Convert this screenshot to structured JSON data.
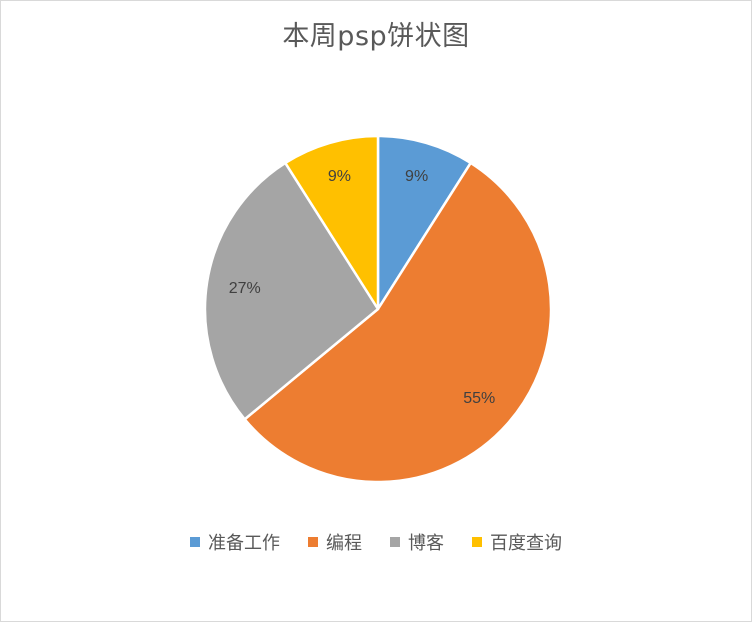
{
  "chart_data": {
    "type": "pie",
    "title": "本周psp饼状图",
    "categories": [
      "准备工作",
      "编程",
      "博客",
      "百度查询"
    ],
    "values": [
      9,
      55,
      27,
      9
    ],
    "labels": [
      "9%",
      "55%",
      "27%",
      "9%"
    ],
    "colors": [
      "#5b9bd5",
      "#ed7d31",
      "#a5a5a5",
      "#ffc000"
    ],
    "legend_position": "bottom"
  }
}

+++++

**Task goal**:
Reproduce the material in its entirety and word for word, without the pictures.

**Exercise output**:
Convert this screenshot to structured JSON data.
{
  "chart_data": {
    "type": "pie",
    "title": "本周psp饼状图",
    "categories": [
      "准备工作",
      "编程",
      "博客",
      "百度查询"
    ],
    "values": [
      9,
      55,
      27,
      9
    ],
    "labels": [
      "9%",
      "55%",
      "27%",
      "9%"
    ],
    "colors": [
      "#5b9bd5",
      "#ed7d31",
      "#a5a5a5",
      "#ffc000"
    ],
    "legend_position": "bottom"
  }
}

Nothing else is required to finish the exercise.